JOB
Rewrite everything from the item containing "logo: American Association of Zoo Keepers [128,0,270,107]" down to the item containing "logo: Trees for You and Me: for", replacing "TFYM" with "Trees for You and Me" and leaving all else unchanged.
━━━━━ RECORDS SUPPLIED ━━━━━
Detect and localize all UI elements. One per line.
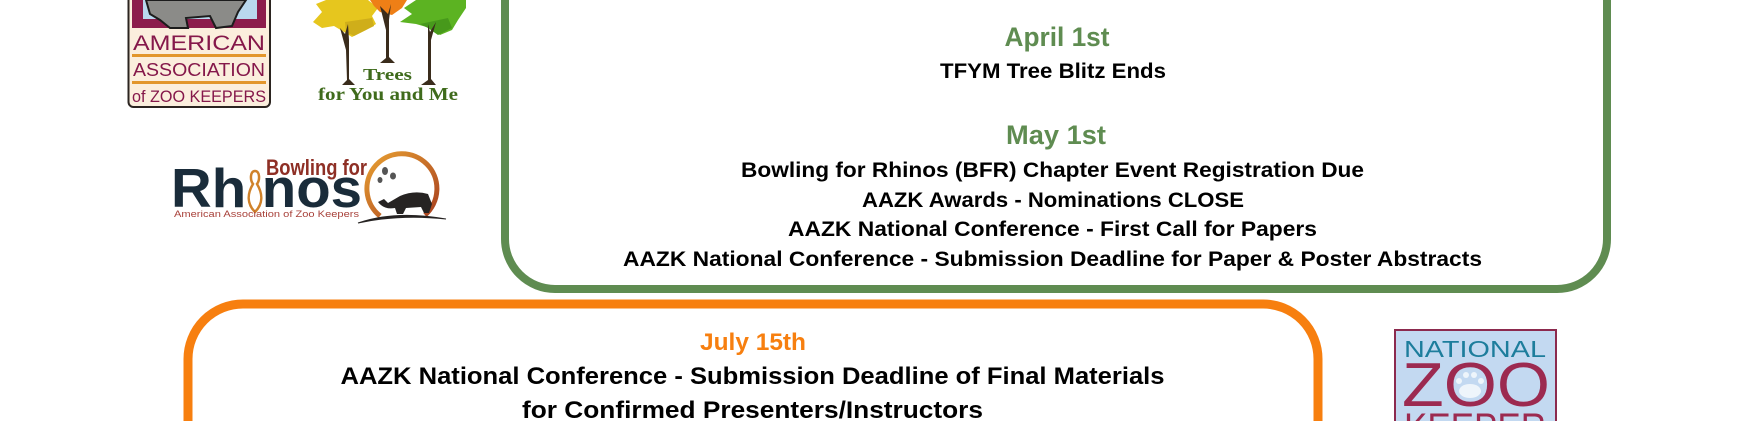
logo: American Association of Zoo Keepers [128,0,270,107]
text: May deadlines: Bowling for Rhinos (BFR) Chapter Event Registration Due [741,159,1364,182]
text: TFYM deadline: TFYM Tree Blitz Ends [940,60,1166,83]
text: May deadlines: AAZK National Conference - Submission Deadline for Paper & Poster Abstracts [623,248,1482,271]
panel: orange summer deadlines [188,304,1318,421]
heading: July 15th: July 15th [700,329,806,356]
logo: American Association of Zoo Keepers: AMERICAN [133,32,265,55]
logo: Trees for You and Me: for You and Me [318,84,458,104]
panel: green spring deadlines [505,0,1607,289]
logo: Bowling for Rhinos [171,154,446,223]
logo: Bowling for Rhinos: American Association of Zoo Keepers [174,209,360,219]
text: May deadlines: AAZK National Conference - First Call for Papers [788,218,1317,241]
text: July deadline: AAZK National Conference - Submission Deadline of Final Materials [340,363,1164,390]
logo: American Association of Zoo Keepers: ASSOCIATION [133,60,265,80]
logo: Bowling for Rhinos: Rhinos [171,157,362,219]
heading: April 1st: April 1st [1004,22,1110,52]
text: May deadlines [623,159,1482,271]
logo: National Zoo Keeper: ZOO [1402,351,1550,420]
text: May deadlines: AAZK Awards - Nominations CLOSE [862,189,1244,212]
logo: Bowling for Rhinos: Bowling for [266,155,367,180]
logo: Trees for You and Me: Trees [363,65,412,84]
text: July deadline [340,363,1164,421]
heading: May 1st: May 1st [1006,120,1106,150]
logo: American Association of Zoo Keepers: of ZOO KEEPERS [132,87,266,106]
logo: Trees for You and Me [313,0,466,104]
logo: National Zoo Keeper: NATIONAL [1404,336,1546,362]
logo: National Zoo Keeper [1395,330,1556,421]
━━━━━
━━━━━ RECORDS SUPPLIED ━━━━━
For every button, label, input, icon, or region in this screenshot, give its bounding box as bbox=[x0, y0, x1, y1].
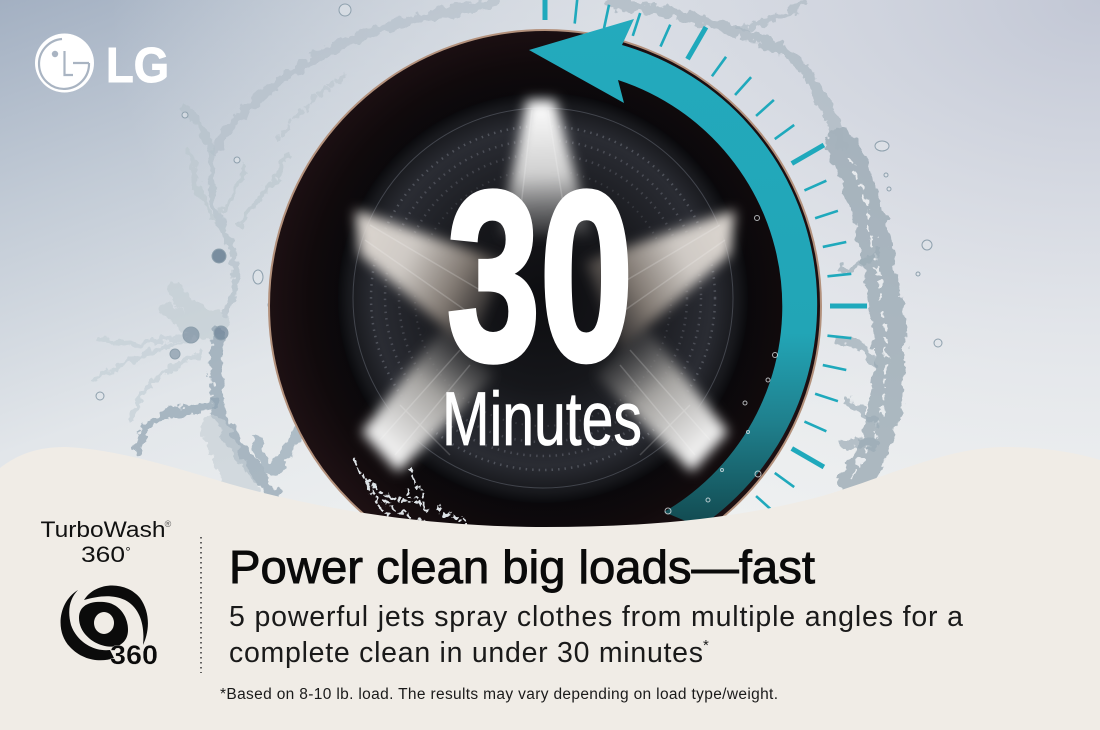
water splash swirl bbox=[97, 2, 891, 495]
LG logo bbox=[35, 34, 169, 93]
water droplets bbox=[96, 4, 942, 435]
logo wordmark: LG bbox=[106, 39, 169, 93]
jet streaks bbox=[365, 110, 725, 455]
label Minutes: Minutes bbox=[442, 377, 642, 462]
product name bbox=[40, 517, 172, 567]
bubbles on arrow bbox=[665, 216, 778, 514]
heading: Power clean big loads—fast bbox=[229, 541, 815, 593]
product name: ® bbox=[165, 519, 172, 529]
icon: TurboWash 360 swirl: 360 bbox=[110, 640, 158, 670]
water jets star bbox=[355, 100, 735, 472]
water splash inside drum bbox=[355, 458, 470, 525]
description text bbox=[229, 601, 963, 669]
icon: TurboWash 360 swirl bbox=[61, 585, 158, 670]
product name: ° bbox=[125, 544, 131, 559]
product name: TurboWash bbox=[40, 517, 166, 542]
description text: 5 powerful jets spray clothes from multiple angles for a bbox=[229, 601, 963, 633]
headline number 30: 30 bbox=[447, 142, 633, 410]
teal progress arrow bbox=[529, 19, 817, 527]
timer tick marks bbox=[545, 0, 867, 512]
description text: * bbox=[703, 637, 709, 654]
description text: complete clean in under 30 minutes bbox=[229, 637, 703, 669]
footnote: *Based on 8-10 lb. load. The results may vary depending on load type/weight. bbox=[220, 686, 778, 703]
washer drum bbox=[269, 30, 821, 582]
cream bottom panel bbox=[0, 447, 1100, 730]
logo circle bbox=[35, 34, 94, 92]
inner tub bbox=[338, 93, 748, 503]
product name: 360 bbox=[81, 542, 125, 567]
━━━━━
SOLUTION TO THIS TASK
logo: American Association of Zoo Keepers [128,0,270,107]
text: May deadlines: Bowling for Rhinos (BFR) Chapter Event Registration Due [741,159,1364,182]
text: Trees for You and Me deadline: Trees for You and Me Tree Blitz Ends [940,60,1166,83]
text: May deadlines: AAZK National Conference - Submission Deadline for Paper & Poster Abstracts [623,248,1482,271]
panel: orange summer deadlines [188,304,1318,421]
heading: July 15th: July 15th [700,329,806,356]
logo: American Association of Zoo Keepers: AMERICAN [133,32,265,55]
logo: Trees for You and Me: for You and Me [318,84,458,104]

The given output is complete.